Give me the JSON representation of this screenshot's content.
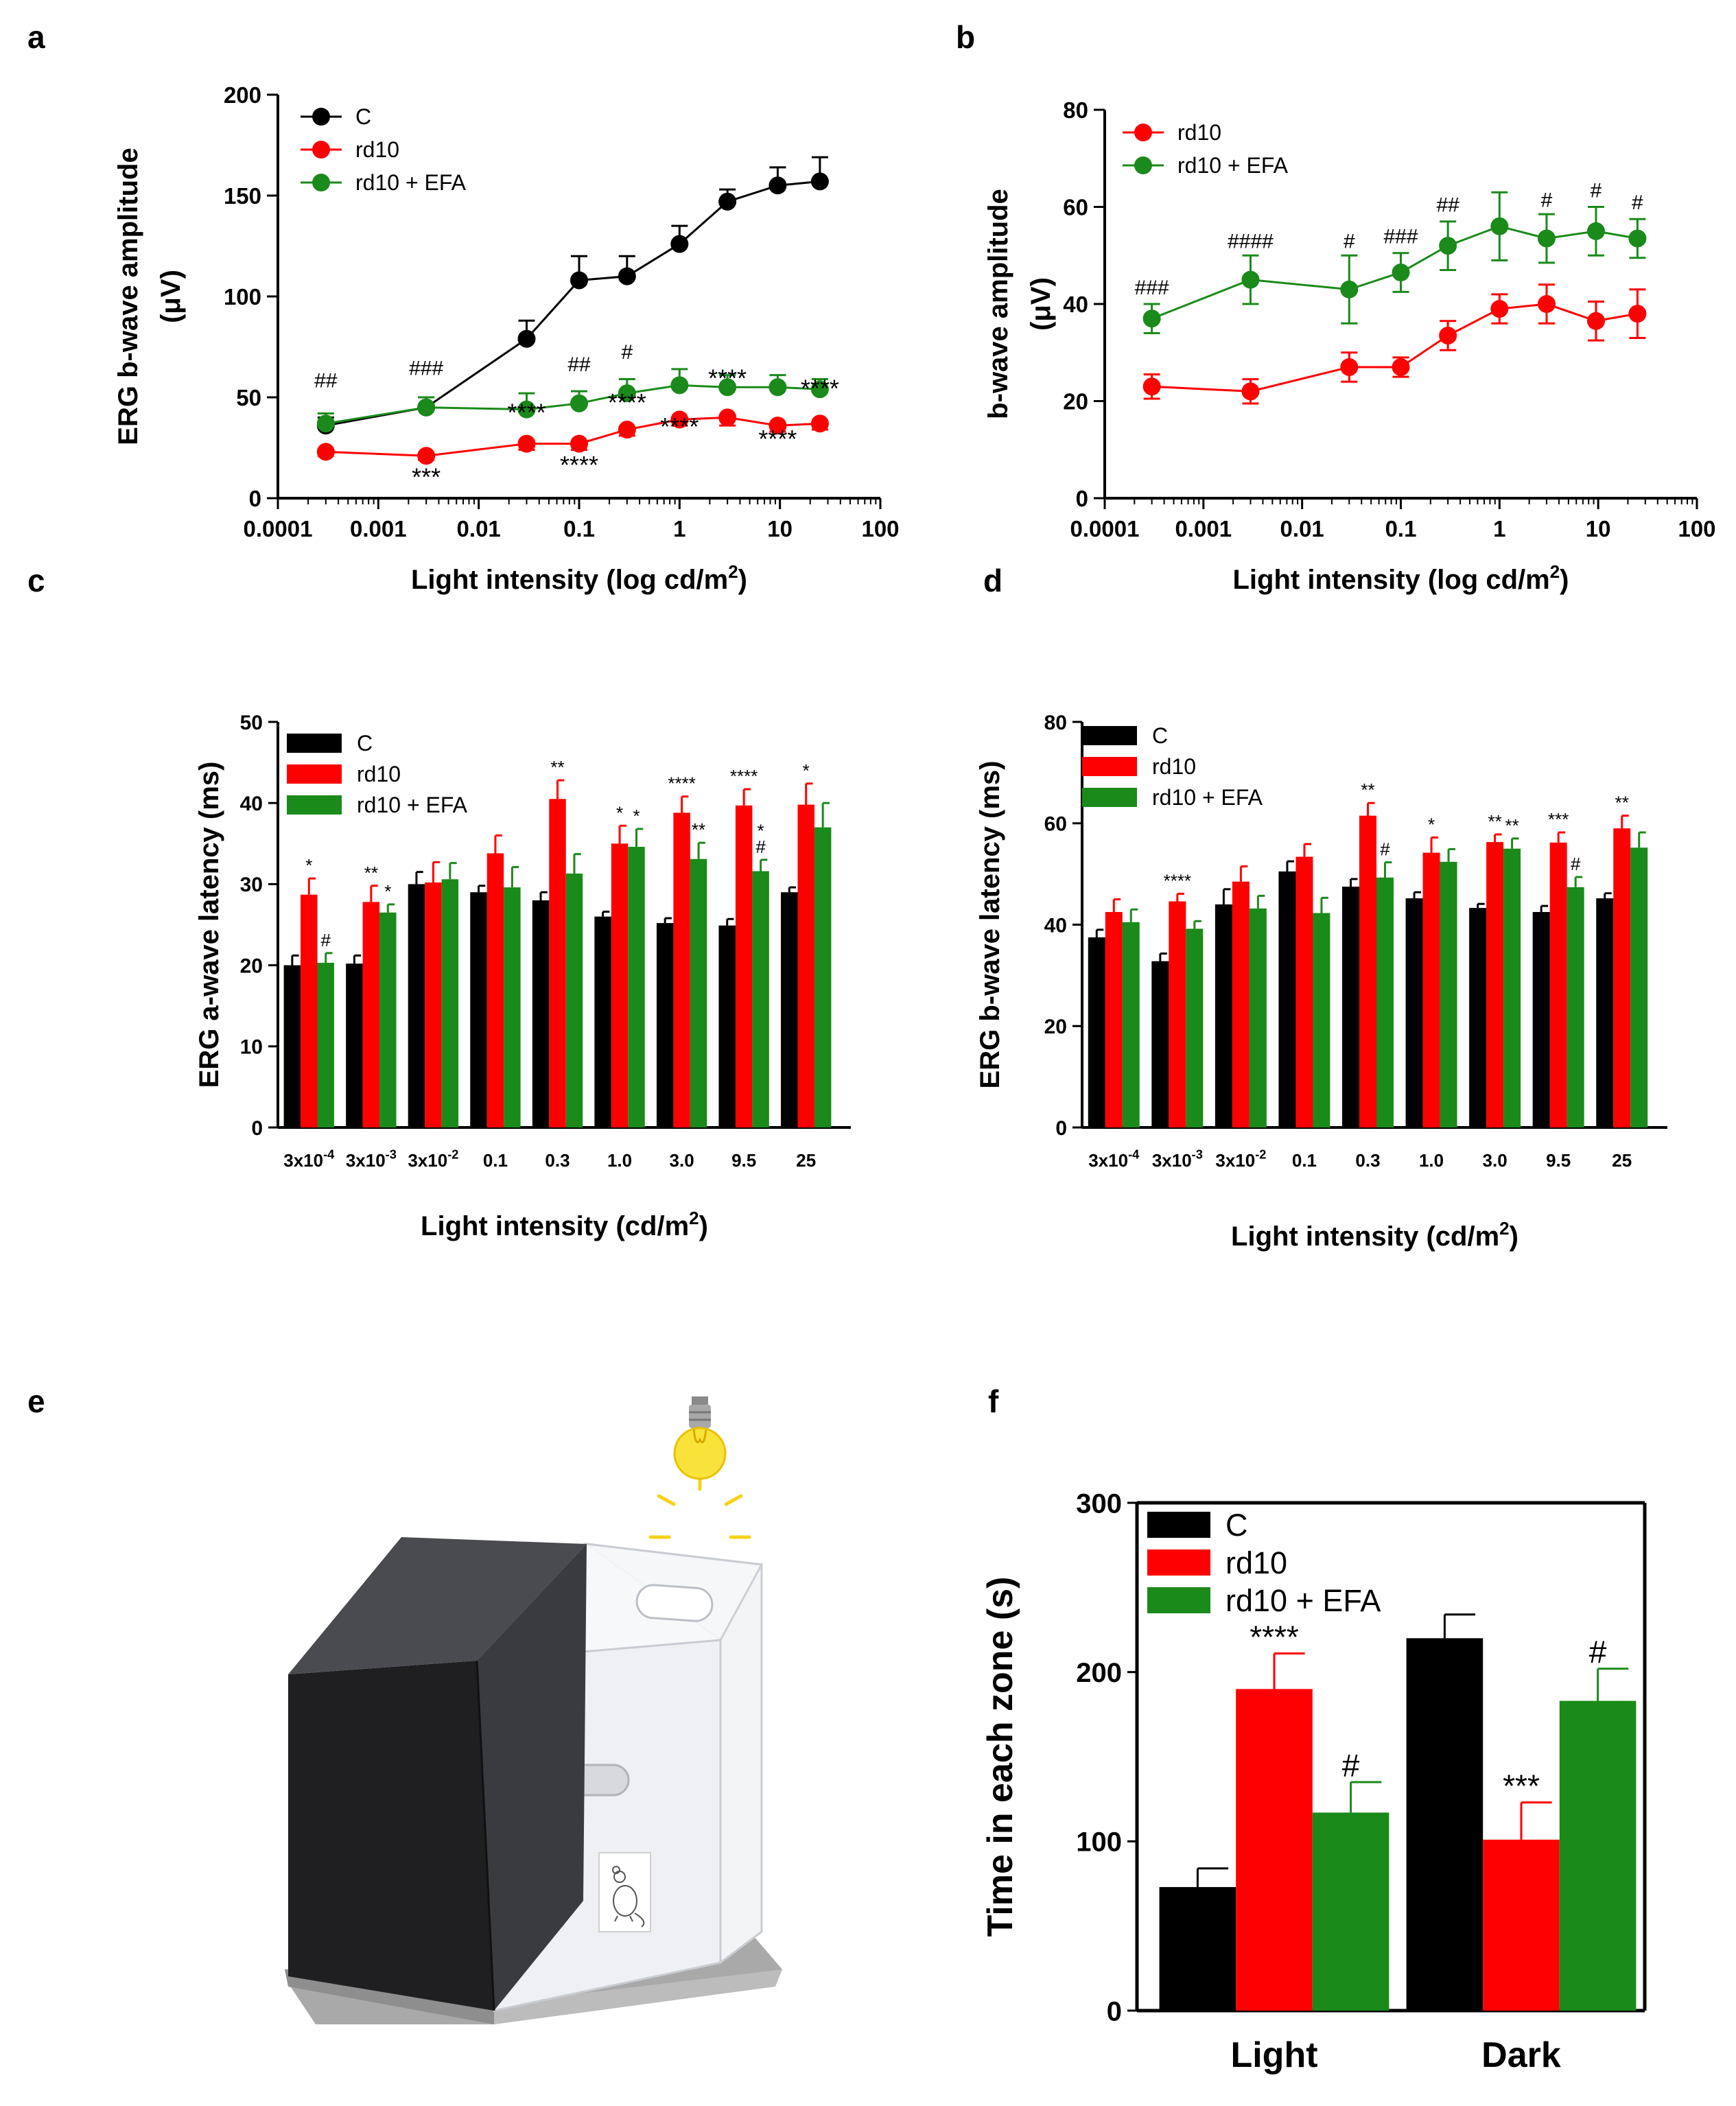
{
  "figure": {
    "panel_labels": [
      "a",
      "b",
      "c",
      "d",
      "e",
      "f"
    ]
  },
  "colors": {
    "C": "#000000",
    "rd10": "#ff0000",
    "EFA": "#1a8a1a"
  },
  "chart_data": [
    {
      "panel": "a",
      "type": "line",
      "xscale": "log",
      "xlabel": "Light intensity (log cd/m",
      "xlabel_sup": "2",
      "xlabel_close": ")",
      "ylabel_line1": "ERG b-wave amplitude",
      "ylabel_line2": "(μV)",
      "xticks": [
        "0.0001",
        "0.001",
        "0.01",
        "0.1",
        "1",
        "10",
        "100"
      ],
      "xtick_values": [
        0.0001,
        0.001,
        0.01,
        0.1,
        1,
        10,
        100
      ],
      "yticks": [
        "0",
        "50",
        "100",
        "150",
        "200"
      ],
      "ylim": [
        0,
        200
      ],
      "x": [
        0.0003,
        0.003,
        0.03,
        0.1,
        0.3,
        1,
        3,
        9.5,
        25
      ],
      "legend": [
        "C",
        "rd10",
        "rd10 + EFA"
      ],
      "series": [
        {
          "name": "C",
          "color": "#000000",
          "errdir": 1,
          "values": [
            36,
            45,
            79,
            108,
            110,
            126,
            147,
            155,
            157
          ],
          "errors": [
            4,
            5,
            9,
            12,
            10,
            9,
            6,
            9,
            12
          ]
        },
        {
          "name": "rd10",
          "color": "#ff0000",
          "errdir": -1,
          "values": [
            23,
            21,
            27,
            27,
            34,
            39,
            40,
            36,
            37
          ],
          "errors": [
            2,
            2,
            3,
            3,
            3,
            3,
            4,
            3,
            3
          ]
        },
        {
          "name": "rd10 + EFA",
          "color": "#1a8a1a",
          "errdir": 1,
          "values": [
            37,
            45,
            44,
            47,
            52,
            56,
            55,
            55,
            54
          ],
          "errors": [
            5,
            5,
            8,
            6,
            7,
            8,
            6,
            6,
            5
          ]
        }
      ],
      "annotations_hash": [
        {
          "x": 0.0003,
          "y": 55,
          "text": "##"
        },
        {
          "x": 0.003,
          "y": 61,
          "text": "###"
        },
        {
          "x": 0.1,
          "y": 63,
          "text": "##"
        },
        {
          "x": 0.3,
          "y": 69,
          "text": "#"
        }
      ],
      "annotations_star": [
        {
          "x": 0.003,
          "y": 11,
          "text": "***"
        },
        {
          "x": 0.03,
          "y": 43,
          "text": "****"
        },
        {
          "x": 0.1,
          "y": 17,
          "text": "****"
        },
        {
          "x": 0.3,
          "y": 48,
          "text": "****"
        },
        {
          "x": 1,
          "y": 36,
          "text": "****"
        },
        {
          "x": 3,
          "y": 60,
          "text": "****"
        },
        {
          "x": 9.5,
          "y": 30,
          "text": "****"
        },
        {
          "x": 25,
          "y": 55,
          "text": "****"
        }
      ]
    },
    {
      "panel": "b",
      "type": "line",
      "xscale": "log",
      "xlabel": "Light intensity (log cd/m",
      "xlabel_sup": "2",
      "xlabel_close": ")",
      "ylabel_line1": "b-wave amplitude",
      "ylabel_line2": "(μV)",
      "xticks": [
        "0.0001",
        "0.001",
        "0.01",
        "0.1",
        "1",
        "10",
        "100"
      ],
      "xtick_values": [
        0.0001,
        0.001,
        0.01,
        0.1,
        1,
        10,
        100
      ],
      "yticks": [
        "0",
        "20",
        "40",
        "60",
        "80"
      ],
      "ylim": [
        0,
        80
      ],
      "x": [
        0.0003,
        0.003,
        0.03,
        0.1,
        0.3,
        1,
        3,
        9.5,
        25
      ],
      "legend": [
        "rd10",
        "rd10 + EFA"
      ],
      "series": [
        {
          "name": "rd10",
          "color": "#ff0000",
          "errdir": 0,
          "values": [
            23,
            22,
            27,
            27,
            33.5,
            39,
            40,
            36.5,
            38
          ],
          "errors": [
            2.5,
            2.5,
            3,
            2,
            3,
            3,
            4,
            4,
            5
          ]
        },
        {
          "name": "rd10 + EFA",
          "color": "#1a8a1a",
          "errdir": 0,
          "values": [
            37,
            45,
            43,
            46.5,
            52,
            56,
            53.5,
            55,
            53.5
          ],
          "errors": [
            3,
            5,
            7,
            4,
            5,
            7,
            5,
            5,
            4
          ]
        }
      ],
      "annotations_hash": [
        {
          "x": 0.0003,
          "y": 42,
          "text": "###"
        },
        {
          "x": 0.003,
          "y": 51.5,
          "text": "####"
        },
        {
          "x": 0.03,
          "y": 51.5,
          "text": "#"
        },
        {
          "x": 0.1,
          "y": 52.5,
          "text": "###"
        },
        {
          "x": 0.3,
          "y": 59,
          "text": "##"
        },
        {
          "x": 3,
          "y": 60,
          "text": "#"
        },
        {
          "x": 9.5,
          "y": 62,
          "text": "#"
        },
        {
          "x": 25,
          "y": 59.5,
          "text": "#"
        }
      ]
    },
    {
      "panel": "c",
      "type": "bar",
      "xlabel": "Light intensity (cd/m",
      "xlabel_sup": "2",
      "xlabel_close": ")",
      "ylabel": "ERG a-wave latency (ms)",
      "categories": [
        {
          "base": "3x10",
          "sup": "-4"
        },
        {
          "base": "3x10",
          "sup": "-3"
        },
        {
          "base": "3x10",
          "sup": "-2"
        },
        {
          "base": "0.1",
          "sup": ""
        },
        {
          "base": "0.3",
          "sup": ""
        },
        {
          "base": "1.0",
          "sup": ""
        },
        {
          "base": "3.0",
          "sup": ""
        },
        {
          "base": "9.5",
          "sup": ""
        },
        {
          "base": "25",
          "sup": ""
        }
      ],
      "yticks": [
        "0",
        "10",
        "20",
        "30",
        "40",
        "50"
      ],
      "ylim": [
        0,
        50
      ],
      "legend": [
        "C",
        "rd10",
        "rd10 + EFA"
      ],
      "series": [
        {
          "name": "C",
          "color": "#000000",
          "values": [
            20,
            20.2,
            30,
            29,
            28,
            26,
            25.2,
            24.9,
            29
          ],
          "errors": [
            1.2,
            1,
            1.5,
            0.8,
            1,
            0.6,
            0.6,
            0.8,
            0.6
          ]
        },
        {
          "name": "rd10",
          "color": "#ff0000",
          "values": [
            28.7,
            27.8,
            30.2,
            33.8,
            40.5,
            35,
            38.8,
            39.7,
            39.8
          ],
          "errors": [
            2,
            2,
            2.5,
            2.2,
            2.3,
            2.2,
            2,
            2,
            2.6
          ]
        },
        {
          "name": "rd10 + EFA",
          "color": "#1a8a1a",
          "values": [
            20.3,
            26.5,
            30.6,
            29.6,
            31.3,
            34.6,
            33.1,
            31.6,
            37
          ],
          "errors": [
            1.2,
            1,
            2,
            2.5,
            2.4,
            2.2,
            2,
            1.4,
            3
          ]
        }
      ],
      "annotations": [
        {
          "group": 0,
          "bar": 1,
          "text": "*"
        },
        {
          "group": 0,
          "bar": 2,
          "text": "#"
        },
        {
          "group": 1,
          "bar": 1,
          "text": "**"
        },
        {
          "group": 1,
          "bar": 2,
          "text": "*"
        },
        {
          "group": 4,
          "bar": 1,
          "text": "**"
        },
        {
          "group": 5,
          "bar": 1,
          "text": "*"
        },
        {
          "group": 5,
          "bar": 2,
          "text": "*"
        },
        {
          "group": 6,
          "bar": 1,
          "text": "****"
        },
        {
          "group": 6,
          "bar": 2,
          "text": "**"
        },
        {
          "group": 7,
          "bar": 1,
          "text": "****"
        },
        {
          "group": 7,
          "bar": 2,
          "text": "#"
        },
        {
          "group": 7,
          "bar": 2,
          "text": "*"
        },
        {
          "group": 8,
          "bar": 1,
          "text": "*"
        }
      ]
    },
    {
      "panel": "d",
      "type": "bar",
      "xlabel": "Light intensity (cd/m",
      "xlabel_sup": "2",
      "xlabel_close": ")",
      "ylabel": "ERG b-wave latency (ms)",
      "categories": [
        {
          "base": "3x10",
          "sup": "-4"
        },
        {
          "base": "3x10",
          "sup": "-3"
        },
        {
          "base": "3x10",
          "sup": "-2"
        },
        {
          "base": "0.1",
          "sup": ""
        },
        {
          "base": "0.3",
          "sup": ""
        },
        {
          "base": "1.0",
          "sup": ""
        },
        {
          "base": "3.0",
          "sup": ""
        },
        {
          "base": "9.5",
          "sup": ""
        },
        {
          "base": "25",
          "sup": ""
        }
      ],
      "yticks": [
        "0",
        "20",
        "40",
        "60",
        "80"
      ],
      "ylim": [
        0,
        80
      ],
      "legend": [
        "C",
        "rd10",
        "rd10 + EFA"
      ],
      "series": [
        {
          "name": "C",
          "color": "#000000",
          "values": [
            37.5,
            32.8,
            44,
            50.5,
            47.5,
            45.2,
            43.3,
            42.5,
            45.2
          ],
          "errors": [
            1.5,
            1.5,
            3,
            2,
            1.5,
            1.2,
            0.8,
            1.2,
            1
          ]
        },
        {
          "name": "rd10",
          "color": "#ff0000",
          "values": [
            42.5,
            44.6,
            48.5,
            53.4,
            61.5,
            54.2,
            56.3,
            56.2,
            59
          ],
          "errors": [
            2.5,
            1.5,
            3,
            2.5,
            2.5,
            3,
            1.5,
            2,
            2.5
          ]
        },
        {
          "name": "rd10 + EFA",
          "color": "#1a8a1a",
          "values": [
            40.5,
            39.2,
            43.2,
            42.3,
            49.3,
            52.4,
            55,
            47.4,
            55.2
          ],
          "errors": [
            2.5,
            1.5,
            2.5,
            3,
            3,
            2.5,
            2,
            2,
            3
          ]
        }
      ],
      "annotations": [
        {
          "group": 1,
          "bar": 1,
          "text": "****"
        },
        {
          "group": 4,
          "bar": 1,
          "text": "**"
        },
        {
          "group": 4,
          "bar": 2,
          "text": "#"
        },
        {
          "group": 5,
          "bar": 1,
          "text": "*"
        },
        {
          "group": 6,
          "bar": 1,
          "text": "**"
        },
        {
          "group": 6,
          "bar": 2,
          "text": "**"
        },
        {
          "group": 7,
          "bar": 1,
          "text": "***"
        },
        {
          "group": 7,
          "bar": 2,
          "text": "#"
        },
        {
          "group": 8,
          "bar": 1,
          "text": "**"
        }
      ]
    },
    {
      "panel": "f",
      "type": "bar",
      "ylabel": "Time in each zone (s)",
      "categories": [
        {
          "base": "Light",
          "sup": ""
        },
        {
          "base": "Dark",
          "sup": ""
        }
      ],
      "yticks": [
        "0",
        "100",
        "200",
        "300"
      ],
      "ylim": [
        0,
        300
      ],
      "legend": [
        "C",
        "rd10",
        "rd10 + EFA"
      ],
      "series": [
        {
          "name": "C",
          "color": "#000000",
          "values": [
            73,
            220
          ],
          "errors": [
            11,
            14
          ]
        },
        {
          "name": "rd10",
          "color": "#ff0000",
          "values": [
            190,
            101
          ],
          "errors": [
            21,
            22
          ]
        },
        {
          "name": "rd10 + EFA",
          "color": "#1a8a1a",
          "values": [
            117,
            183
          ],
          "errors": [
            18,
            19
          ]
        }
      ],
      "annotations": [
        {
          "group": 0,
          "bar": 1,
          "text": "****"
        },
        {
          "group": 0,
          "bar": 2,
          "text": "#"
        },
        {
          "group": 1,
          "bar": 1,
          "text": "***"
        },
        {
          "group": 1,
          "bar": 2,
          "text": "#"
        }
      ]
    }
  ]
}
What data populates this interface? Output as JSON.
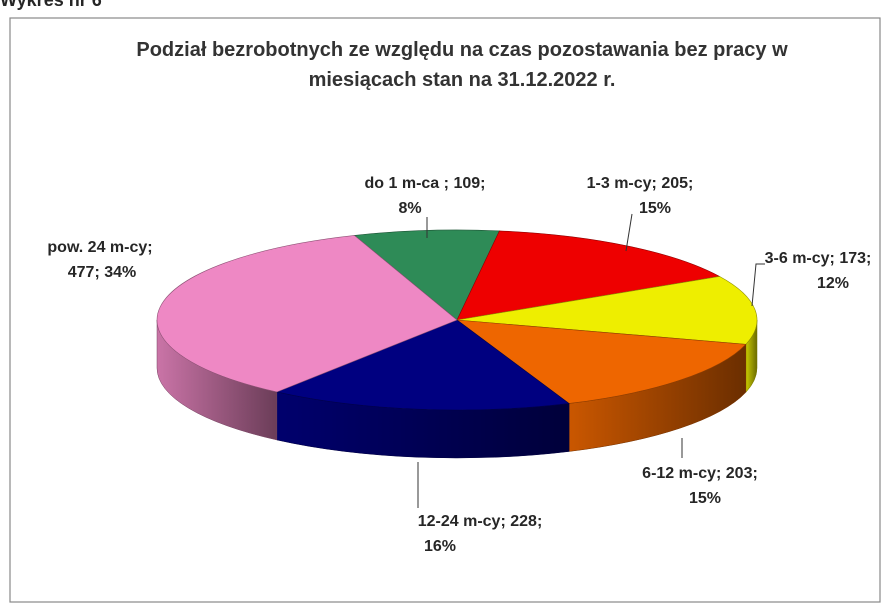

______________________________

### [Your goal]
State the number of lines that contain the string "amplitude", with no other words.

### [Answer]
2